* [WHAT YOU NEED TO DO] Determine how many lines in the entries below include "name". The reply should be that number and nothing else.

══ RECORDED INFORMATION ══

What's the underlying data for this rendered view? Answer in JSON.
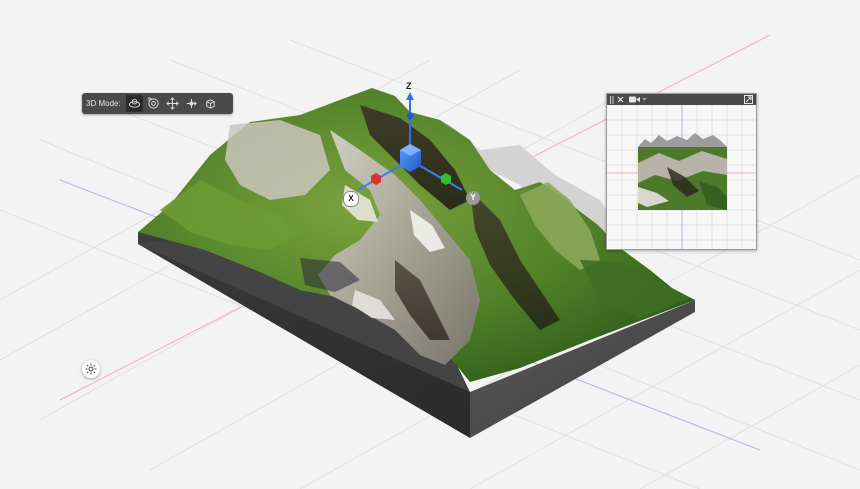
{
  "toolbar": {
    "label": "3D Mode:",
    "buttons": [
      {
        "name": "orbit-3d-camera",
        "icon": "orbit-icon",
        "active": true
      },
      {
        "name": "roll-3d-camera",
        "icon": "roll-icon",
        "active": false
      },
      {
        "name": "pan-3d-camera",
        "icon": "pan-icon",
        "active": false
      },
      {
        "name": "slide-3d-camera",
        "icon": "slide-icon",
        "active": false
      },
      {
        "name": "scale-3d-object",
        "icon": "scale-icon",
        "active": false
      }
    ]
  },
  "gizmo": {
    "z_label": "Z",
    "x_label": "X",
    "y_label": "Y",
    "colors": {
      "x": "#e0302a",
      "y": "#2fbf2f",
      "z": "#2f6ff0"
    }
  },
  "preview": {
    "icons": [
      "grip-icon",
      "close-icon",
      "camera-icon",
      "chevron-down-icon",
      "expand-icon"
    ]
  },
  "light_button": {
    "icon": "sun-icon"
  },
  "colors": {
    "background": "#f3f3f3",
    "toolbar": "#4a4a4a",
    "terrain_green": "#5b8a2e",
    "terrain_rock": "#b3b0a8",
    "base_side": "#4d4d4d"
  }
}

═══

* [RESPONSE] 5